>>>>

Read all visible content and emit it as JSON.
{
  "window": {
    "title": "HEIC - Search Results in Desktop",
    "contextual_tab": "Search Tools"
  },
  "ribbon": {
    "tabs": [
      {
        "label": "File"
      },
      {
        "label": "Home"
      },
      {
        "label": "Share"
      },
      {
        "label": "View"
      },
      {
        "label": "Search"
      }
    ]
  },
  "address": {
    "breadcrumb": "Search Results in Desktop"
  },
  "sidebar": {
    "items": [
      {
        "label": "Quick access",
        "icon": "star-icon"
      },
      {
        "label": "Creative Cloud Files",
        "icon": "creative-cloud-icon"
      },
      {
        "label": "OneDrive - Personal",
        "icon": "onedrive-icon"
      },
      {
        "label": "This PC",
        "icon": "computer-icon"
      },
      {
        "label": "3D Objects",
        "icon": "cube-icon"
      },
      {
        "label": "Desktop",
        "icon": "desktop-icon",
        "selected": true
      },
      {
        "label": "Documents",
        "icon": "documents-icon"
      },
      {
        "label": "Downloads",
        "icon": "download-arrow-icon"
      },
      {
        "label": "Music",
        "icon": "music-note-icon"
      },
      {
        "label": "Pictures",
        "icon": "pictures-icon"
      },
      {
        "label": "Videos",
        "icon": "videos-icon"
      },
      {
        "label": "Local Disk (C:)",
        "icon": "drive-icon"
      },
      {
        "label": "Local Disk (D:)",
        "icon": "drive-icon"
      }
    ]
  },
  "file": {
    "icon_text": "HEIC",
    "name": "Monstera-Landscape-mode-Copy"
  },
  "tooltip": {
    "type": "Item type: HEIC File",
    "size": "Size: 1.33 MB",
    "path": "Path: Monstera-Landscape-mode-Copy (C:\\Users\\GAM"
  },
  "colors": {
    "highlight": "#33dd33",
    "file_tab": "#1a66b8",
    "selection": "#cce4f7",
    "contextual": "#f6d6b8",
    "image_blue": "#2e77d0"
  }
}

<<<<

■ TO BE DONE: Every entry above should be retyped exactly as shown.

■ THE REPLY:
Read all visible content and emit it as JSON.
{
  "window": {
    "title": "HEIC - Search Results in Desktop",
    "contextual_tab": "Search Tools"
  },
  "ribbon": {
    "tabs": [
      {
        "label": "File"
      },
      {
        "label": "Home"
      },
      {
        "label": "Share"
      },
      {
        "label": "View"
      },
      {
        "label": "Search"
      }
    ]
  },
  "address": {
    "breadcrumb": "Search Results in Desktop"
  },
  "sidebar": {
    "items": [
      {
        "label": "Quick access",
        "icon": "star-icon"
      },
      {
        "label": "Creative Cloud Files",
        "icon": "creative-cloud-icon"
      },
      {
        "label": "OneDrive - Personal",
        "icon": "onedrive-icon"
      },
      {
        "label": "This PC",
        "icon": "computer-icon"
      },
      {
        "label": "3D Objects",
        "icon": "cube-icon"
      },
      {
        "label": "Desktop",
        "icon": "desktop-icon",
        "selected": true
      },
      {
        "label": "Documents",
        "icon": "documents-icon"
      },
      {
        "label": "Downloads",
        "icon": "download-arrow-icon"
      },
      {
        "label": "Music",
        "icon": "music-note-icon"
      },
      {
        "label": "Pictures",
        "icon": "pictures-icon"
      },
      {
        "label": "Videos",
        "icon": "videos-icon"
      },
      {
        "label": "Local Disk (C:)",
        "icon": "drive-icon"
      },
      {
        "label": "Local Disk (D:)",
        "icon": "drive-icon"
      }
    ]
  },
  "file": {
    "icon_text": "HEIC",
    "name": "Monstera-Landscape-mode-Copy"
  },
  "tooltip": {
    "type": "Item type: HEIC File",
    "size": "Size: 1.33 MB",
    "path": "Path: Monstera-Landscape-mode-Copy (C:\\Users\\GAM"
  },
  "colors": {
    "highlight": "#33dd33",
    "file_tab": "#1a66b8",
    "selection": "#cce4f7",
    "contextual": "#f6d6b8",
    "image_blue": "#2e77d0"
  }
}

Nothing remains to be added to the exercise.